Transcribe every entry word for word, but skip the images.

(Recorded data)
(begin)
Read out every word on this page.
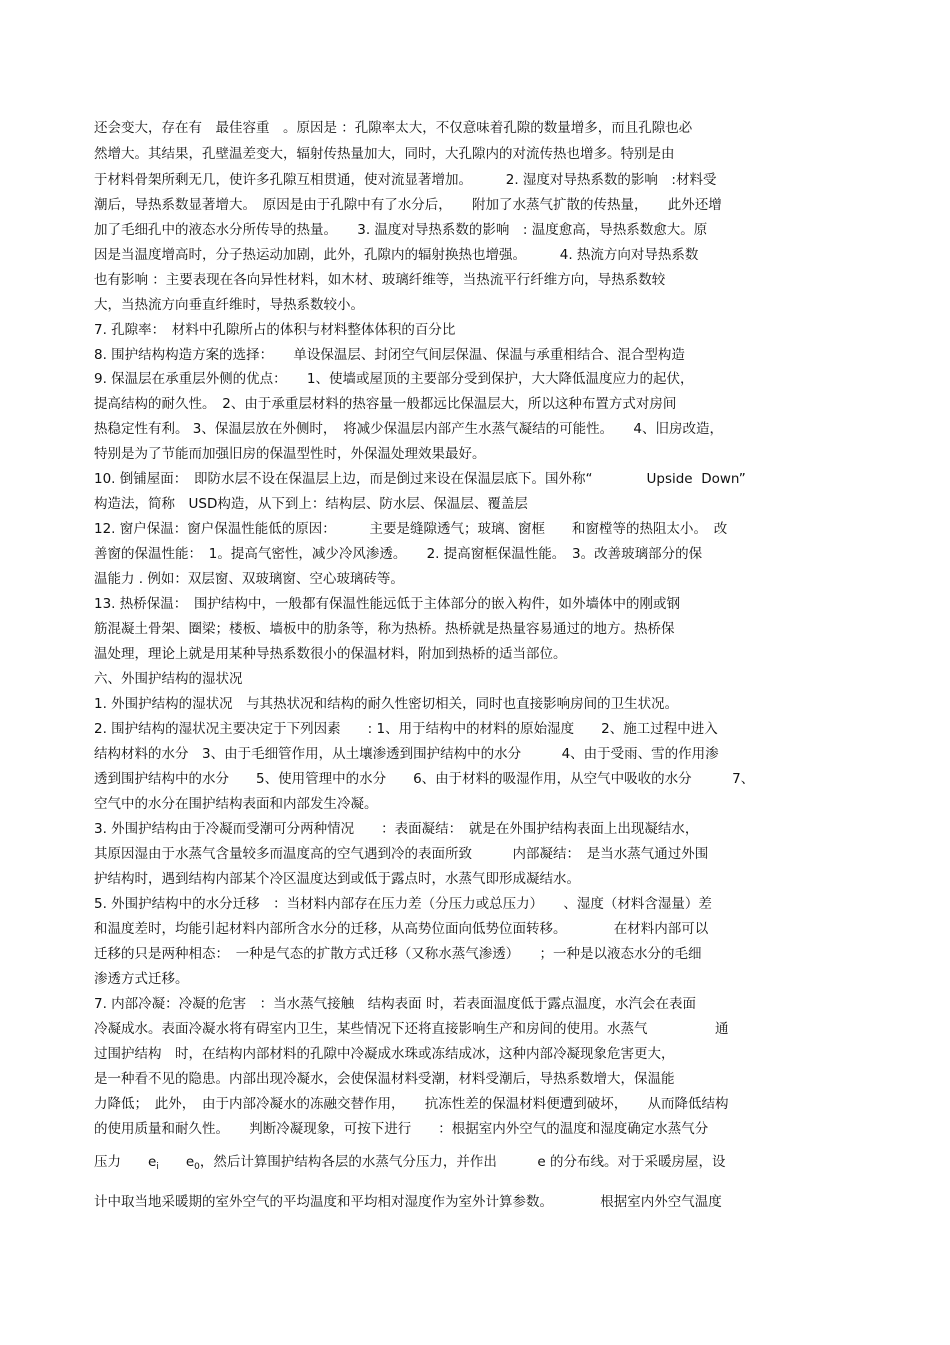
还会变大，存在有　最佳容重　。原因是 ：孔隙率太大，不仅意味着孔隙的数量增多，而且孔隙也必
然增大。其结果，孔壁温差变大，辐射传热量加大，同时，大孔隙内的对流传热也增多。特别是由
于材料骨架所剩无几，使许多孔隙互相贯通，使对流显著增加。　　　2. 湿度对导热系数的影响　:材料受
潮后，导热系数显著增大。　原因是由于孔隙中有了水分后，　　附加了水蒸气扩散的传热量，　　此外还增
加了毛细孔中的液态水分所传导的热量。　　3. 温度对导热系数的影响　: 温度愈高，导热系数愈大。原
因是当温度增高时，分子热运动加剧，此外，孔隙内的辐射换热也增强。　　　4. 热流方向对导热系数
也有影响 ：主要表现在各向异性材料，如木材、玻璃纤维等，当热流平行纤维方向，导热系数较
大，当热流方向垂直纤维时，导热系数较小。
7. 孔隙率：　材料中孔隙所占的体积与材料整体体积的百分比
8. 围护结构构造方案的选择：　　单设保温层、封闭空气间层保温、保温与承重相结合、混合型构造
9. 保温层在承重层外侧的优点：　　1、使墙或屋顶的主要部分受到保护，大大降低温度应力的起伏，
提高结构的耐久性。　2、由于承重层材料的热容量一般都远比保温层大，所以这种布置方式对房间
热稳定性有利。 3、保温层放在外侧时，　将减少保温层内部产生水蒸气凝结的可能性。　　4、旧房改造，
特别是为了节能而加强旧房的保温型性时，外保温处理效果最好。
10. 倒铺屋面：　即防水层不设在保温层上边，而是倒过来设在保温层底下。国外称“　　　　Upside  Down”
构造法，简称　USD构造，从下到上：结构层、防水层、保温层、覆盖层
12. 窗户保温：窗户保温性能低的原因：　　　主要是缝隙透气；玻璃、窗框　　和窗樘等的热阻太小。　改
善窗的保温性能：　1。提高气密性，减少冷风渗透。　　2. 提高窗框保温性能。　3。改善玻璃部分的保
温能力 . 例如：双层窗、双玻璃窗、空心玻璃砖等。
13. 热桥保温：　围护结构中，一般都有保温性能远低于主体部分的嵌入构件，如外墙体中的刚或钢
筋混凝土骨架、圈梁；楼板、墙板中的肋条等，称为热桥。热桥就是热量容易通过的地方。热桥保
温处理，理论上就是用某种导热系数很小的保温材料，附加到热桥的适当部位。
六、外围护结构的湿状况
1. 外围护结构的湿状况　与其热状况和结构的耐久性密切相关，同时也直接影响房间的卫生状况。
2. 围护结构的湿状况主要决定于下列因素　　: 1、用于结构中的材料的原始湿度　　2、施工过程中进入
结构材料的水分　3、由于毛细管作用，从土壤渗透到围护结构中的水分　　　4、由于受雨、雪的作用渗
透到围护结构中的水分　　5、使用管理中的水分　　6、由于材料的吸湿作用，从空气中吸收的水分　　　7、
空气中的水分在围护结构表面和内部发生冷凝。
3. 外围护结构由于冷凝而受潮可分两种情况　　：表面凝结：　就是在外围护结构表面上出现凝结水，
其原因湿由于水蒸气含量较多而温度高的空气遇到冷的表面所致　　　内部凝结：　是当水蒸气通过外围
护结构时，遇到结构内部某个冷区温度达到或低于露点时，水蒸气即形成凝结水。
5. 外围护结构中的水分迁移　：当材料内部存在压力差（分压力或总压力）　　、湿度（材料含湿量）差
和温度差时，均能引起材料内部所含水分的迁移，从高势位面向低势位面转移。　　　　在材料内部可以
迁移的只是两种相态：　一种是气态的扩散方式迁移（又称水蒸气渗透）　　；一种是以液态水分的毛细
渗透方式迁移。
7. 内部冷凝：冷凝的危害　：当水蒸气接触　结构表面 时，若表面温度低于露点温度，水汽会在表面
冷凝成水。表面冷凝水将有碍室内卫生，某些情况下还将直接影响生产和房间的使用。水蒸气　　　　　通
过围护结构　时，在结构内部材料的孔隙中冷凝成水珠或冻结成冰，这种内部冷凝现象危害更大，
是一种看不见的隐患。内部出现冷凝水，会使保温材料受潮，材料受潮后，导热系数增大，保温能
力降低；　此外，　由于内部冷凝水的冻融交替作用，　　抗冻性差的保温材料便遭到破坏，　　从而降低结构
的使用质量和耐久性。　　判断冷凝现象，可按下进行　　：根据室内外空气的温度和湿度确定水蒸气分
压力　　$e_i$　　 $e_0$，然后计算围护结构各层的水蒸气分压力，并作出　　　e 的分布线。对于采暖房屋，设
计中取当地采暖期的室外空气的平均温度和平均相对湿度作为室外计算参数。　　　　根据室内外空气温度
(end)
Result of the exercise –
Read out every word on this page.
还会变大，存在有　最佳容重　。原因是 ：孔隙率太大，不仅意味着孔隙的数量增多，而且孔隙也必
然增大。其结果，孔壁温差变大，辐射传热量加大，同时，大孔隙内的对流传热也增多。特别是由
于材料骨架所剩无几，使许多孔隙互相贯通，使对流显著增加。　　　2. 湿度对导热系数的影响　:材料受
潮后，导热系数显著增大。　原因是由于孔隙中有了水分后，　　附加了水蒸气扩散的传热量，　　此外还增
加了毛细孔中的液态水分所传导的热量。　　3. 温度对导热系数的影响　: 温度愈高，导热系数愈大。原
因是当温度增高时，分子热运动加剧，此外，孔隙内的辐射换热也增强。　　　4. 热流方向对导热系数
也有影响 ：主要表现在各向异性材料，如木材、玻璃纤维等，当热流平行纤维方向，导热系数较
大，当热流方向垂直纤维时，导热系数较小。
7. 孔隙率：　材料中孔隙所占的体积与材料整体体积的百分比
8. 围护结构构造方案的选择：　　单设保温层、封闭空气间层保温、保温与承重相结合、混合型构造
9. 保温层在承重层外侧的优点：　　1、使墙或屋顶的主要部分受到保护，大大降低温度应力的起伏，
提高结构的耐久性。　2、由于承重层材料的热容量一般都远比保温层大，所以这种布置方式对房间
热稳定性有利。 3、保温层放在外侧时，　将减少保温层内部产生水蒸气凝结的可能性。　　4、旧房改造，
特别是为了节能而加强旧房的保温型性时，外保温处理效果最好。
10. 倒铺屋面：　即防水层不设在保温层上边，而是倒过来设在保温层底下。国外称“　　　　Upside  Down”
构造法，简称　USD构造，从下到上：结构层、防水层、保温层、覆盖层
12. 窗户保温：窗户保温性能低的原因：　　　主要是缝隙透气；玻璃、窗框　　和窗樘等的热阻太小。　改
善窗的保温性能：　1。提高气密性，减少冷风渗透。　　2. 提高窗框保温性能。　3。改善玻璃部分的保
温能力 . 例如：双层窗、双玻璃窗、空心玻璃砖等。
13. 热桥保温：　围护结构中，一般都有保温性能远低于主体部分的嵌入构件，如外墙体中的刚或钢
筋混凝土骨架、圈梁；楼板、墙板中的肋条等，称为热桥。热桥就是热量容易通过的地方。热桥保
温处理，理论上就是用某种导热系数很小的保温材料，附加到热桥的适当部位。
六、外围护结构的湿状况
1. 外围护结构的湿状况　与其热状况和结构的耐久性密切相关，同时也直接影响房间的卫生状况。
2. 围护结构的湿状况主要决定于下列因素　　: 1、用于结构中的材料的原始湿度　　2、施工过程中进入
结构材料的水分　3、由于毛细管作用，从土壤渗透到围护结构中的水分　　　4、由于受雨、雪的作用渗
透到围护结构中的水分　　5、使用管理中的水分　　6、由于材料的吸湿作用，从空气中吸收的水分　　　7、
空气中的水分在围护结构表面和内部发生冷凝。
3. 外围护结构由于冷凝而受潮可分两种情况　　：表面凝结：　就是在外围护结构表面上出现凝结水，
其原因湿由于水蒸气含量较多而温度高的空气遇到冷的表面所致　　　内部凝结：　是当水蒸气通过外围
护结构时，遇到结构内部某个冷区温度达到或低于露点时，水蒸气即形成凝结水。
5. 外围护结构中的水分迁移　：当材料内部存在压力差（分压力或总压力）　　、湿度（材料含湿量）差
和温度差时，均能引起材料内部所含水分的迁移，从高势位面向低势位面转移。　　　　在材料内部可以
迁移的只是两种相态：　一种是气态的扩散方式迁移（又称水蒸气渗透）　　；一种是以液态水分的毛细
渗透方式迁移。
7. 内部冷凝：冷凝的危害　：当水蒸气接触　结构表面 时，若表面温度低于露点温度，水汽会在表面
冷凝成水。表面冷凝水将有碍室内卫生，某些情况下还将直接影响生产和房间的使用。水蒸气　　　　　通
过围护结构　时，在结构内部材料的孔隙中冷凝成水珠或冻结成冰，这种内部冷凝现象危害更大，
是一种看不见的隐患。内部出现冷凝水，会使保温材料受潮，材料受潮后，导热系数增大，保温能
力降低；　此外，　由于内部冷凝水的冻融交替作用，　　抗冻性差的保温材料便遭到破坏，　　从而降低结构
的使用质量和耐久性。　　判断冷凝现象，可按下进行　　：根据室内外空气的温度和湿度确定水蒸气分
压力　　$e_i$　　 $e_0$，然后计算围护结构各层的水蒸气分压力，并作出　　　e 的分布线。对于采暖房屋，设
计中取当地采暖期的室外空气的平均温度和平均相对湿度作为室外计算参数。　　　　根据室内外空气温度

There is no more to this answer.